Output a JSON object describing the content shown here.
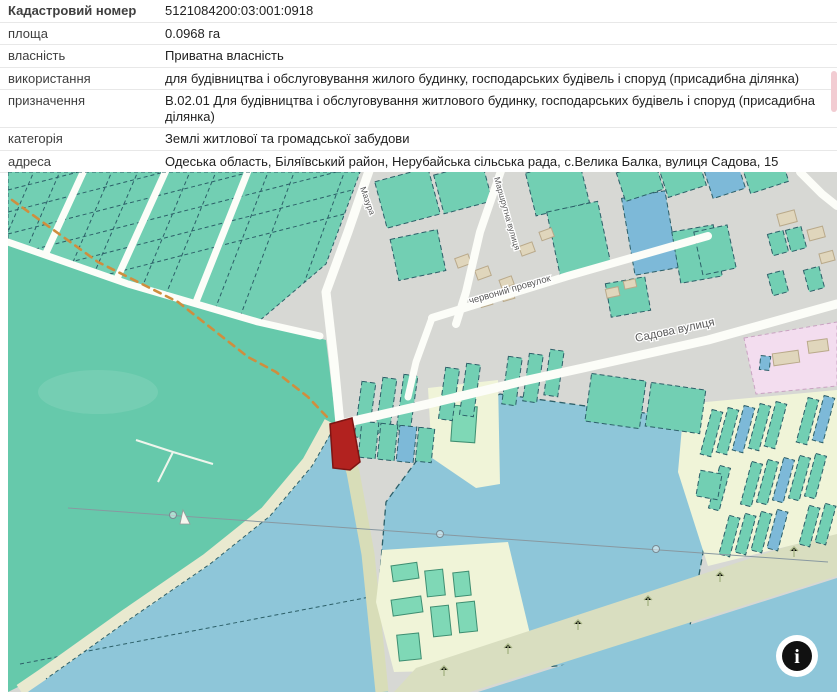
{
  "info_table": {
    "rows": [
      {
        "label": "Кадастровий номер",
        "value": "5121084200:03:001:0918"
      },
      {
        "label": "площа",
        "value": "0.0968 га"
      },
      {
        "label": "власність",
        "value": "Приватна власність"
      },
      {
        "label": "використання",
        "value": "для будівництва і обслуговування жилого будинку, господарських будівель і споруд (присадибна ділянка)"
      },
      {
        "label": "призначення",
        "value": "В.02.01 Для будівництва і обслуговування житлового будинку, господарських будівель і споруд (присадибна ділянка)"
      },
      {
        "label": "категорія",
        "value": "Землі житлової та громадської забудови"
      },
      {
        "label": "адреса",
        "value": "Одеська область, Біляївський район, Нерубайська сільська рада, с.Велика Балка, вулиця Садова, 15"
      }
    ]
  },
  "map": {
    "street_labels": [
      {
        "id": "mazura",
        "text": "Мазура"
      },
      {
        "id": "marshrutna",
        "text": "Маршрутна вулиця"
      },
      {
        "id": "chervonyi",
        "text": "червоний провулок"
      },
      {
        "id": "sadova",
        "text": "Садова вулиця"
      }
    ],
    "selected_parcel": {
      "cadastral_number": "5121084200:03:001:0918",
      "color": "#b2221f"
    },
    "info_button_icon": "i"
  },
  "colors": {
    "map_bg": "#d7d8d4",
    "teal_parcel": "#72cfb3",
    "blue_parcel": "#7db9d8",
    "water": "#8ec6d9",
    "selected_parcel": "#b2221f",
    "pink_zone": "#f3ddef",
    "scroll_thumb": "#f2ccd2"
  }
}
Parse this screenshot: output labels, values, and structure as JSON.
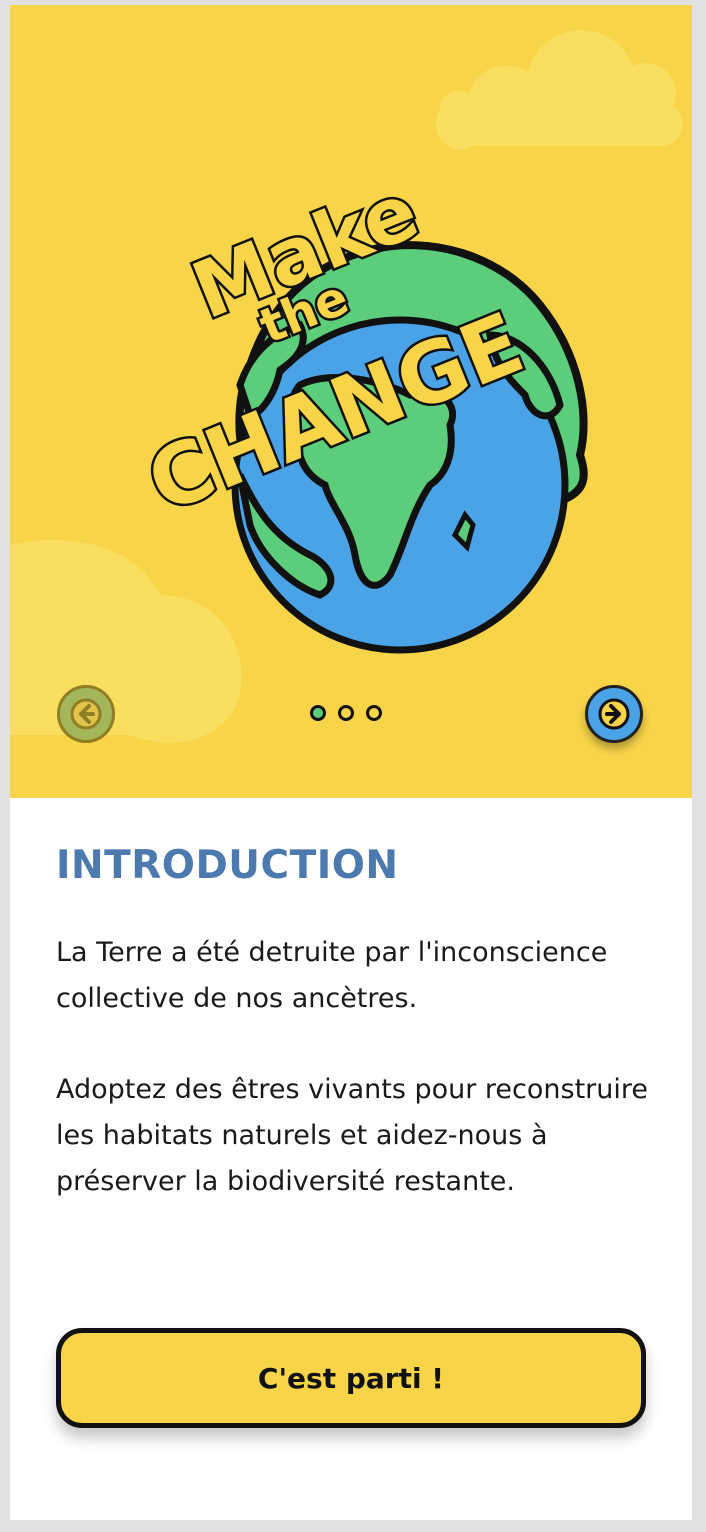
{
  "theme": {
    "hero_bg": "#f8d449",
    "title_color": "#4c79ae",
    "accent_green": "#5ccd7a",
    "accent_blue": "#4aa3e6"
  },
  "hero": {
    "logo_text": [
      "Make",
      "the",
      "CHANGE"
    ],
    "logo_icon": "earth-globe-icon",
    "prev_icon": "arrow-left-icon",
    "next_icon": "arrow-right-icon",
    "pager": {
      "total": 3,
      "active": 1
    }
  },
  "content": {
    "title": "INTRODUCTION",
    "paragraph1": "La Terre a été detruite par l'inconscience collective de nos ancètres.",
    "paragraph2": "Adoptez des êtres vivants pour reconstruire les habitats naturels et aidez-nous à préserver la biodiversité restante."
  },
  "cta": {
    "label": "C'est parti !"
  }
}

* * * * * * * * *

[Stated exercise]
Pictures stay out of the copy; please restate every record above exactly.

[The result]
Output a JSON object describing the content shown here.
{
  "info_table": {
    "rows": [
      {
        "label": "Кадастровий номер",
        "value": "5121084200:03:001:0918"
      },
      {
        "label": "площа",
        "value": "0.0968 га"
      },
      {
        "label": "власність",
        "value": "Приватна власність"
      },
      {
        "label": "використання",
        "value": "для будівництва і обслуговування жилого будинку, господарських будівель і споруд (присадибна ділянка)"
      },
      {
        "label": "призначення",
        "value": "В.02.01 Для будівництва і обслуговування житлового будинку, господарських будівель і споруд (присадибна ділянка)"
      },
      {
        "label": "категорія",
        "value": "Землі житлової та громадської забудови"
      },
      {
        "label": "адреса",
        "value": "Одеська область, Біляївський район, Нерубайська сільська рада, с.Велика Балка, вулиця Садова, 15"
      }
    ]
  },
  "map": {
    "street_labels": [
      {
        "id": "mazura",
        "text": "Мазура"
      },
      {
        "id": "marshrutna",
        "text": "Маршрутна вулиця"
      },
      {
        "id": "chervonyi",
        "text": "червоний провулок"
      },
      {
        "id": "sadova",
        "text": "Садова вулиця"
      }
    ],
    "selected_parcel": {
      "cadastral_number": "5121084200:03:001:0918",
      "color": "#b2221f"
    },
    "info_button_icon": "i"
  },
  "colors": {
    "map_bg": "#d7d8d4",
    "teal_parcel": "#72cfb3",
    "blue_parcel": "#7db9d8",
    "water": "#8ec6d9",
    "selected_parcel": "#b2221f",
    "pink_zone": "#f3ddef",
    "scroll_thumb": "#f2ccd2"
  }
}
Parse this screenshot: output labels, values, and structure as JSON.
{
  "theme": {
    "hero_bg": "#f8d449",
    "title_color": "#4c79ae",
    "accent_green": "#5ccd7a",
    "accent_blue": "#4aa3e6"
  },
  "hero": {
    "logo_text": [
      "Make",
      "the",
      "CHANGE"
    ],
    "logo_icon": "earth-globe-icon",
    "prev_icon": "arrow-left-icon",
    "next_icon": "arrow-right-icon",
    "pager": {
      "total": 3,
      "active": 1
    }
  },
  "content": {
    "title": "INTRODUCTION",
    "paragraph1": "La Terre a été detruite par l'inconscience collective de nos ancètres.",
    "paragraph2": "Adoptez des êtres vivants pour reconstruire les habitats naturels et aidez-nous à préserver la biodiversité restante."
  },
  "cta": {
    "label": "C'est parti !"
  }
}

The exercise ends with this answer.